The data:
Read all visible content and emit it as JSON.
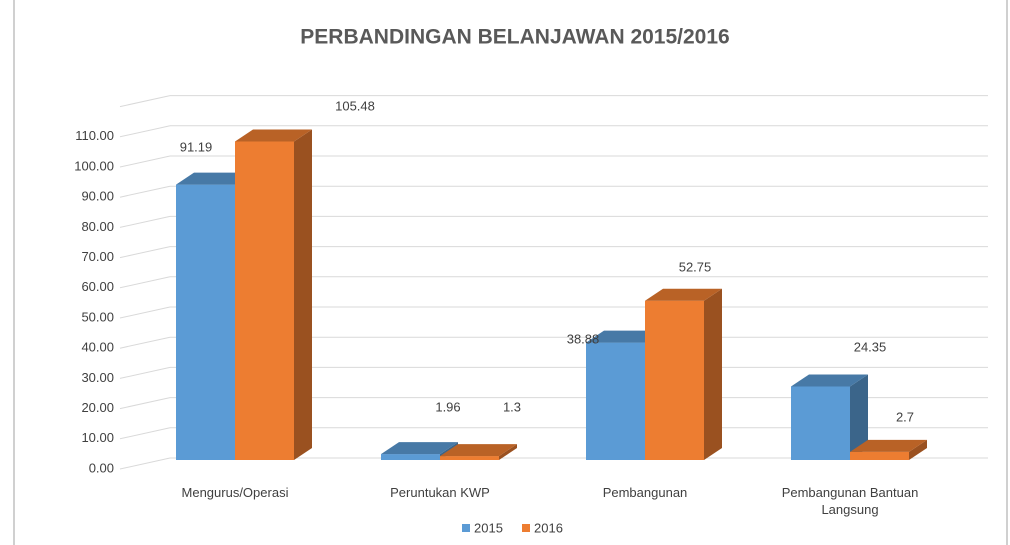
{
  "chart_data": {
    "type": "bar3d",
    "title": "PERBANDINGAN BELANJAWAN 2015/2016",
    "categories": [
      "Mengurus/Operasi",
      "Peruntukan KWP",
      "Pembangunan",
      "Pembangunan Bantuan Langsung"
    ],
    "series": [
      {
        "name": "2015",
        "color": "#5b9bd5",
        "values": [
          91.19,
          1.96,
          38.88,
          24.35
        ]
      },
      {
        "name": "2016",
        "color": "#ed7d31",
        "values": [
          105.48,
          1.3,
          52.75,
          2.7
        ]
      }
    ],
    "ylim": [
      0,
      120
    ],
    "yticks": [
      {
        "value": 0,
        "label": "0.00"
      },
      {
        "value": 10,
        "label": "10.00"
      },
      {
        "value": 20,
        "label": "20.00"
      },
      {
        "value": 30,
        "label": "30.00"
      },
      {
        "value": 40,
        "label": "40.00"
      },
      {
        "value": 50,
        "label": "50.00"
      },
      {
        "value": 60,
        "label": "60.00"
      },
      {
        "value": 70,
        "label": "70.00"
      },
      {
        "value": 80,
        "label": "80.00"
      },
      {
        "value": 90,
        "label": "90.00"
      },
      {
        "value": 100,
        "label": "100.00"
      },
      {
        "value": 110,
        "label": "110.00"
      }
    ],
    "grid": true,
    "legend": "bottom"
  }
}
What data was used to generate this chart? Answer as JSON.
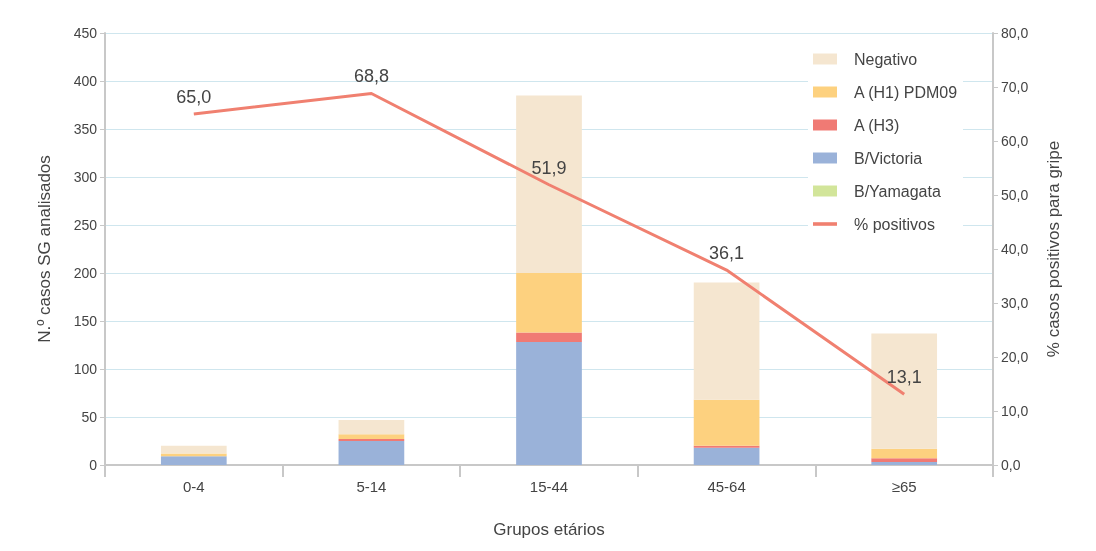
{
  "chart_data": {
    "type": "bar",
    "stacked": true,
    "xlabel": "Grupos etários",
    "ylabel": "N.º casos SG analisados",
    "y2label": "% casos positivos para gripe",
    "categories": [
      "0-4",
      "5-14",
      "15-44",
      "45-64",
      "≥65"
    ],
    "series": [
      {
        "name": "B/Yamagata",
        "color": "#d2e59a",
        "values": [
          0,
          0,
          0,
          0,
          0
        ]
      },
      {
        "name": "B/Victoria",
        "color": "#9ab2d9",
        "values": [
          9,
          25,
          128,
          18,
          3
        ]
      },
      {
        "name": "A (H3)",
        "color": "#f07a74",
        "values": [
          0,
          2,
          10,
          2,
          4
        ]
      },
      {
        "name": "A (H1) PDM09",
        "color": "#fdd17f",
        "values": [
          3,
          5,
          62,
          48,
          10
        ]
      },
      {
        "name": "Negativo",
        "color": "#f5e6d0",
        "values": [
          8,
          15,
          185,
          122,
          120
        ]
      },
      {
        "name": "% positivos",
        "type": "line",
        "axis": "y2",
        "color": "#f08070",
        "marker": "none",
        "values": [
          65.0,
          68.8,
          51.9,
          36.1,
          13.1
        ],
        "value_labels": [
          "65,0",
          "68,8",
          "51,9",
          "36,1",
          "13,1"
        ]
      }
    ],
    "ylim": [
      0,
      450
    ],
    "yticks": [
      0,
      50,
      100,
      150,
      200,
      250,
      300,
      350,
      400,
      450
    ],
    "y2lim": [
      0,
      80
    ],
    "y2ticks": [
      {
        "value": 0,
        "label": "0,0"
      },
      {
        "value": 10,
        "label": "10,0"
      },
      {
        "value": 20,
        "label": "20,0"
      },
      {
        "value": 30,
        "label": "30,0"
      },
      {
        "value": 40,
        "label": "40,0"
      },
      {
        "value": 50,
        "label": "50,0"
      },
      {
        "value": 60,
        "label": "60,0"
      },
      {
        "value": 70,
        "label": "70,0"
      },
      {
        "value": 80,
        "label": "80,0"
      }
    ],
    "grid": "y",
    "legend": "top right"
  }
}
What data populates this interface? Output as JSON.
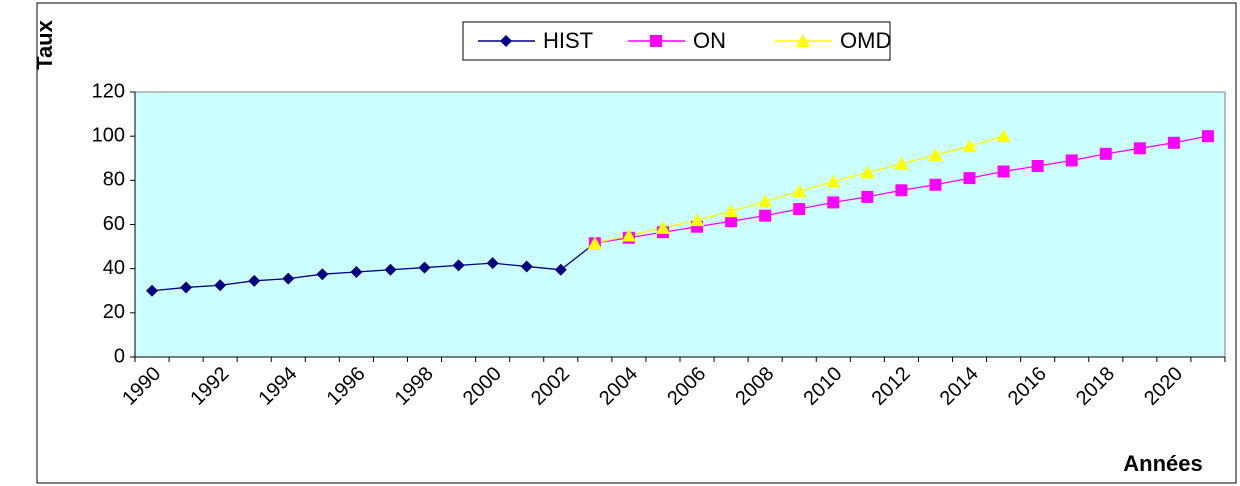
{
  "chart_data": {
    "type": "line",
    "y_label": "Taux",
    "x_label": "Années",
    "categories": [
      "1990",
      null,
      "1992",
      null,
      "1994",
      null,
      "1996",
      null,
      "1998",
      null,
      "2000",
      null,
      "2002",
      null,
      "2004",
      null,
      "2006",
      null,
      "2008",
      null,
      "2010",
      null,
      "2012",
      null,
      "2014",
      null,
      "2016",
      null,
      "2018",
      null,
      "2020",
      null
    ],
    "series": [
      {
        "name": "HIST",
        "color": "#000080",
        "marker": "diamond",
        "values": [
          30,
          31.5,
          32.5,
          34.5,
          35.5,
          37.5,
          38.5,
          39.5,
          40.5,
          41.5,
          42.5,
          41,
          39.5,
          51.5,
          null,
          null,
          null,
          null,
          null,
          null,
          null,
          null,
          null,
          null,
          null,
          null,
          null,
          null,
          null,
          null,
          null,
          null
        ]
      },
      {
        "name": "ON",
        "color": "#ff00ff",
        "marker": "square",
        "values": [
          null,
          null,
          null,
          null,
          null,
          null,
          null,
          null,
          null,
          null,
          null,
          null,
          null,
          51.5,
          54,
          56.5,
          59,
          61.5,
          64,
          67,
          70,
          72.5,
          75.5,
          78,
          81,
          84,
          86.5,
          89,
          92,
          94.5,
          97,
          100
        ]
      },
      {
        "name": "OMD",
        "color": "#ffff00",
        "marker": "triangle",
        "values": [
          null,
          null,
          null,
          null,
          null,
          null,
          null,
          null,
          null,
          null,
          null,
          null,
          null,
          51.5,
          55,
          58.5,
          62,
          66,
          70.5,
          75,
          79.5,
          83.5,
          87.5,
          91.5,
          95.5,
          100,
          null,
          null,
          null,
          null,
          null,
          null
        ]
      }
    ],
    "ylim": [
      0,
      120
    ],
    "yticks": [
      0,
      20,
      40,
      60,
      80,
      100,
      120
    ],
    "grid": false,
    "legend": "top",
    "plot_background": "#ccffff"
  }
}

Required work: The records above need to be given again exactly. Omit the pictures.

Finished answer:
Read all visible content and emit it as JSON.
{
  "chart_data": {
    "type": "bar3d",
    "title": "PERBANDINGAN BELANJAWAN 2015/2016",
    "categories": [
      "Mengurus/Operasi",
      "Peruntukan KWP",
      "Pembangunan",
      "Pembangunan Bantuan Langsung"
    ],
    "series": [
      {
        "name": "2015",
        "color": "#5b9bd5",
        "values": [
          91.19,
          1.96,
          38.88,
          24.35
        ]
      },
      {
        "name": "2016",
        "color": "#ed7d31",
        "values": [
          105.48,
          1.3,
          52.75,
          2.7
        ]
      }
    ],
    "ylim": [
      0,
      120
    ],
    "yticks": [
      {
        "value": 0,
        "label": "0.00"
      },
      {
        "value": 10,
        "label": "10.00"
      },
      {
        "value": 20,
        "label": "20.00"
      },
      {
        "value": 30,
        "label": "30.00"
      },
      {
        "value": 40,
        "label": "40.00"
      },
      {
        "value": 50,
        "label": "50.00"
      },
      {
        "value": 60,
        "label": "60.00"
      },
      {
        "value": 70,
        "label": "70.00"
      },
      {
        "value": 80,
        "label": "80.00"
      },
      {
        "value": 90,
        "label": "90.00"
      },
      {
        "value": 100,
        "label": "100.00"
      },
      {
        "value": 110,
        "label": "110.00"
      }
    ],
    "grid": true,
    "legend": "bottom"
  }
}
What data was used to generate this chart? Answer as JSON.
{
  "chart_data": {
    "type": "bar",
    "stacked": true,
    "xlabel": "Grupos etários",
    "ylabel": "N.º casos SG analisados",
    "y2label": "% casos positivos para gripe",
    "categories": [
      "0-4",
      "5-14",
      "15-44",
      "45-64",
      "≥65"
    ],
    "series": [
      {
        "name": "B/Yamagata",
        "color": "#d2e59a",
        "values": [
          0,
          0,
          0,
          0,
          0
        ]
      },
      {
        "name": "B/Victoria",
        "color": "#9ab2d9",
        "values": [
          9,
          25,
          128,
          18,
          3
        ]
      },
      {
        "name": "A (H3)",
        "color": "#f07a74",
        "values": [
          0,
          2,
          10,
          2,
          4
        ]
      },
      {
        "name": "A (H1) PDM09",
        "color": "#fdd17f",
        "values": [
          3,
          5,
          62,
          48,
          10
        ]
      },
      {
        "name": "Negativo",
        "color": "#f5e6d0",
        "values": [
          8,
          15,
          185,
          122,
          120
        ]
      },
      {
        "name": "% positivos",
        "type": "line",
        "axis": "y2",
        "color": "#f08070",
        "marker": "none",
        "values": [
          65.0,
          68.8,
          51.9,
          36.1,
          13.1
        ],
        "value_labels": [
          "65,0",
          "68,8",
          "51,9",
          "36,1",
          "13,1"
        ]
      }
    ],
    "ylim": [
      0,
      450
    ],
    "yticks": [
      0,
      50,
      100,
      150,
      200,
      250,
      300,
      350,
      400,
      450
    ],
    "y2lim": [
      0,
      80
    ],
    "y2ticks": [
      {
        "value": 0,
        "label": "0,0"
      },
      {
        "value": 10,
        "label": "10,0"
      },
      {
        "value": 20,
        "label": "20,0"
      },
      {
        "value": 30,
        "label": "30,0"
      },
      {
        "value": 40,
        "label": "40,0"
      },
      {
        "value": 50,
        "label": "50,0"
      },
      {
        "value": 60,
        "label": "60,0"
      },
      {
        "value": 70,
        "label": "70,0"
      },
      {
        "value": 80,
        "label": "80,0"
      }
    ],
    "grid": "y",
    "legend": "top right"
  }
}
What data populates this interface? Output as JSON.
{
  "chart_data": {
    "type": "line",
    "y_label": "Taux",
    "x_label": "Années",
    "categories": [
      "1990",
      null,
      "1992",
      null,
      "1994",
      null,
      "1996",
      null,
      "1998",
      null,
      "2000",
      null,
      "2002",
      null,
      "2004",
      null,
      "2006",
      null,
      "2008",
      null,
      "2010",
      null,
      "2012",
      null,
      "2014",
      null,
      "2016",
      null,
      "2018",
      null,
      "2020",
      null
    ],
    "series": [
      {
        "name": "HIST",
        "color": "#000080",
        "marker": "diamond",
        "values": [
          30,
          31.5,
          32.5,
          34.5,
          35.5,
          37.5,
          38.5,
          39.5,
          40.5,
          41.5,
          42.5,
          41,
          39.5,
          51.5,
          null,
          null,
          null,
          null,
          null,
          null,
          null,
          null,
          null,
          null,
          null,
          null,
          null,
          null,
          null,
          null,
          null,
          null
        ]
      },
      {
        "name": "ON",
        "color": "#ff00ff",
        "marker": "square",
        "values": [
          null,
          null,
          null,
          null,
          null,
          null,
          null,
          null,
          null,
          null,
          null,
          null,
          null,
          51.5,
          54,
          56.5,
          59,
          61.5,
          64,
          67,
          70,
          72.5,
          75.5,
          78,
          81,
          84,
          86.5,
          89,
          92,
          94.5,
          97,
          100
        ]
      },
      {
        "name": "OMD",
        "color": "#ffff00",
        "marker": "triangle",
        "values": [
          null,
          null,
          null,
          null,
          null,
          null,
          null,
          null,
          null,
          null,
          null,
          null,
          null,
          51.5,
          55,
          58.5,
          62,
          66,
          70.5,
          75,
          79.5,
          83.5,
          87.5,
          91.5,
          95.5,
          100,
          null,
          null,
          null,
          null,
          null,
          null
        ]
      }
    ],
    "ylim": [
      0,
      120
    ],
    "yticks": [
      0,
      20,
      40,
      60,
      80,
      100,
      120
    ],
    "grid": false,
    "legend": "top",
    "plot_background": "#ccffff"
  }
}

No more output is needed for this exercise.